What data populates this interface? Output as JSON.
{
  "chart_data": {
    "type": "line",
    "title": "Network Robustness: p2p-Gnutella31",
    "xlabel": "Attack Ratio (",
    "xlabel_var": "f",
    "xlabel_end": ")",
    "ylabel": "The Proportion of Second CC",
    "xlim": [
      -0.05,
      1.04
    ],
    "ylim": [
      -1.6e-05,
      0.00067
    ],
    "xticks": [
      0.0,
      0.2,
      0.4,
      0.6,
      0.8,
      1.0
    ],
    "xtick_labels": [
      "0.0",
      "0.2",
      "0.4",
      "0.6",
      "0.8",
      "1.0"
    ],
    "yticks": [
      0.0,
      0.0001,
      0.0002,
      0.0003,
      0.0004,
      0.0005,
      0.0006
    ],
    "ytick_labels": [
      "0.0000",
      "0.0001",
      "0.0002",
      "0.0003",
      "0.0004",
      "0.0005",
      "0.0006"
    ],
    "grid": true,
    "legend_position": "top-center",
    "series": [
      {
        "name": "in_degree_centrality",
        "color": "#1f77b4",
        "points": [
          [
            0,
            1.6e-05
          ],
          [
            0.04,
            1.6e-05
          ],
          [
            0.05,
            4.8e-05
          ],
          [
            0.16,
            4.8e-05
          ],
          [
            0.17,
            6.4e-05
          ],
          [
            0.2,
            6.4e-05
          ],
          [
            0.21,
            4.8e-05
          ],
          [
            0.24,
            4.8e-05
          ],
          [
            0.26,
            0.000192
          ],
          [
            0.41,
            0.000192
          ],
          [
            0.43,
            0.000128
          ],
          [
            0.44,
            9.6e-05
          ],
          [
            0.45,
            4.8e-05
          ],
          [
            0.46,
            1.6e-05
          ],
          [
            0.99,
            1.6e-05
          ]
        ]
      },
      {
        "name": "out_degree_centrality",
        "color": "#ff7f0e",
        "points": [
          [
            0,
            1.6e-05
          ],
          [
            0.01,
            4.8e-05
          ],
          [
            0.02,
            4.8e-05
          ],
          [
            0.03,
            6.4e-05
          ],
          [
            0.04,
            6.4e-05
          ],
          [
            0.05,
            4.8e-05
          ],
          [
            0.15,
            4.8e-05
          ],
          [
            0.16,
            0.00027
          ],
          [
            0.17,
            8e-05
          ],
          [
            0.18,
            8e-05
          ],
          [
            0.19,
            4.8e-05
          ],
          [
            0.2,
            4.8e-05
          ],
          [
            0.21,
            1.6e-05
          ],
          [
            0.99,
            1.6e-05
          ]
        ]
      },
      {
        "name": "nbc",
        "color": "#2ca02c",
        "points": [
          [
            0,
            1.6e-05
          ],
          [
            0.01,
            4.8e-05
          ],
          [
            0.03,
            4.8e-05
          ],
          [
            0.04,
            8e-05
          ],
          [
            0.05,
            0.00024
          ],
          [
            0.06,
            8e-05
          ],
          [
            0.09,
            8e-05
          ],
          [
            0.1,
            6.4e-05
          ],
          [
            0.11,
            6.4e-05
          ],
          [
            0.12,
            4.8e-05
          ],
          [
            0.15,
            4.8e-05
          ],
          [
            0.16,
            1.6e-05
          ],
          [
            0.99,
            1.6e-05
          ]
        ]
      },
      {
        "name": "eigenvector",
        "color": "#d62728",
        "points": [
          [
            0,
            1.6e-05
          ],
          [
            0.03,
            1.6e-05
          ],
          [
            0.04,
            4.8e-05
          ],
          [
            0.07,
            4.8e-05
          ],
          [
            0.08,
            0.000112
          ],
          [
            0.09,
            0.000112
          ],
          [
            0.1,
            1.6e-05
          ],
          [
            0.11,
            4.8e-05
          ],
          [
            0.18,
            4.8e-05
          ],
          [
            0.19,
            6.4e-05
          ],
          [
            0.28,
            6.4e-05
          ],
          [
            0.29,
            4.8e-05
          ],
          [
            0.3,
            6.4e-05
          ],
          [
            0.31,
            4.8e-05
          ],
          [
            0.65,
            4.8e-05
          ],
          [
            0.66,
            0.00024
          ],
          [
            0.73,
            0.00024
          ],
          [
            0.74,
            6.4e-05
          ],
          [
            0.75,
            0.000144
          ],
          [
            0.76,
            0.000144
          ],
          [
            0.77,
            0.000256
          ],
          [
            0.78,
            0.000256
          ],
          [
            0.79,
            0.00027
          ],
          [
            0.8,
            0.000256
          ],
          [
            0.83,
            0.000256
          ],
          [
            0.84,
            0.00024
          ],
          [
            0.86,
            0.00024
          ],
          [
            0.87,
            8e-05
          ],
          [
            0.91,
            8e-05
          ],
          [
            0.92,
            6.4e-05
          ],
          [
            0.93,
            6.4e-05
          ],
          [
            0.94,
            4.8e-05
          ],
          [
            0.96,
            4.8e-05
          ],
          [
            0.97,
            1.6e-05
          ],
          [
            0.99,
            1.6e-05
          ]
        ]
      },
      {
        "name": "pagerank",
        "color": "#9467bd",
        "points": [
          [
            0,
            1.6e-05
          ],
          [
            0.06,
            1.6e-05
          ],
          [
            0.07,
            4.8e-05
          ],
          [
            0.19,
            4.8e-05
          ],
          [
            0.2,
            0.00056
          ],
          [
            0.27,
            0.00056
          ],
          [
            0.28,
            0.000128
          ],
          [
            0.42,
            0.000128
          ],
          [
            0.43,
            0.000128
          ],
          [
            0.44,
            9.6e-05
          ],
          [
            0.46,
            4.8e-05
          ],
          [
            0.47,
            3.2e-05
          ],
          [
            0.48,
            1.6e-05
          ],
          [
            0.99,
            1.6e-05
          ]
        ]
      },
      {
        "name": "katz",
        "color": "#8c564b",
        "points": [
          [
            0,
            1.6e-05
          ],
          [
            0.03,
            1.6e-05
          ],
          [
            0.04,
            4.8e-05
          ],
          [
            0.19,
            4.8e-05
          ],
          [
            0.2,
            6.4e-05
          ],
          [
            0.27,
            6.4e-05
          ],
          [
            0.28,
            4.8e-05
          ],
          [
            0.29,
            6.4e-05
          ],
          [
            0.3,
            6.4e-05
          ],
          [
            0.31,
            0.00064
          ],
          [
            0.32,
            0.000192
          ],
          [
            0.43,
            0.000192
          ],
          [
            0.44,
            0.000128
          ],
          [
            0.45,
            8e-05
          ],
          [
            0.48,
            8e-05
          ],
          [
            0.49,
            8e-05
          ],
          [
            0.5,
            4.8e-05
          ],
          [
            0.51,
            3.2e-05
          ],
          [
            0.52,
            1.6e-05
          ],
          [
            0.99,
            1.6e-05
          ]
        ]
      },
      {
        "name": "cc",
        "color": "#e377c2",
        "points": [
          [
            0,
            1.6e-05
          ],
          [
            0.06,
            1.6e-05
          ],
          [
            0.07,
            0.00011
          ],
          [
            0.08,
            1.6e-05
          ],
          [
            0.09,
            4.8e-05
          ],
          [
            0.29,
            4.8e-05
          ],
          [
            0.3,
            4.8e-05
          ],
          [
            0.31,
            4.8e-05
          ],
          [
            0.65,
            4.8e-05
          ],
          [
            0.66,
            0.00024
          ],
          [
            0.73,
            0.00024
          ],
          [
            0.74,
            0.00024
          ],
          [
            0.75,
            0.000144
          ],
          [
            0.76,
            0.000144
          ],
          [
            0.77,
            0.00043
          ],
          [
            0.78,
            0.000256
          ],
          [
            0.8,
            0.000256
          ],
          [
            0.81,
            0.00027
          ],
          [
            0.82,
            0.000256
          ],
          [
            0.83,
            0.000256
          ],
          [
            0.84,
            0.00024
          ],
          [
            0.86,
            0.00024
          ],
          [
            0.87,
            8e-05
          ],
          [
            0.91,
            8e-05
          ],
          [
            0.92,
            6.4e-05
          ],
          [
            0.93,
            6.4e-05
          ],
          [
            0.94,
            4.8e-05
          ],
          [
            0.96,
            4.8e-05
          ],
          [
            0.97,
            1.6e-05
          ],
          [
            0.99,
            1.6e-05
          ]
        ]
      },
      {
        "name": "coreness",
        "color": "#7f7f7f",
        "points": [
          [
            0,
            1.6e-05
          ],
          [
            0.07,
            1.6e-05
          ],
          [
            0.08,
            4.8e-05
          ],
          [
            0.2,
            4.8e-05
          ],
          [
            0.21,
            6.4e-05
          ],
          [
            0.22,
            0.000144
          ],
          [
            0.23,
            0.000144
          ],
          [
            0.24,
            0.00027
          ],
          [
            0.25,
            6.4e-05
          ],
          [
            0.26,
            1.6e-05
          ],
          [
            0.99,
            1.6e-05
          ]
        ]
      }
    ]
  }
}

+++++

### Problem to work on
From the listing above, return each line with the word "name".

### Task result
        "name": "in_degree_centrality",
        "name": "out_degree_centrality",
        "name": "nbc",
        "name": "eigenvector",
        "name": "pagerank",
        "name": "katz",
        "name": "cc",
        "name": "coreness",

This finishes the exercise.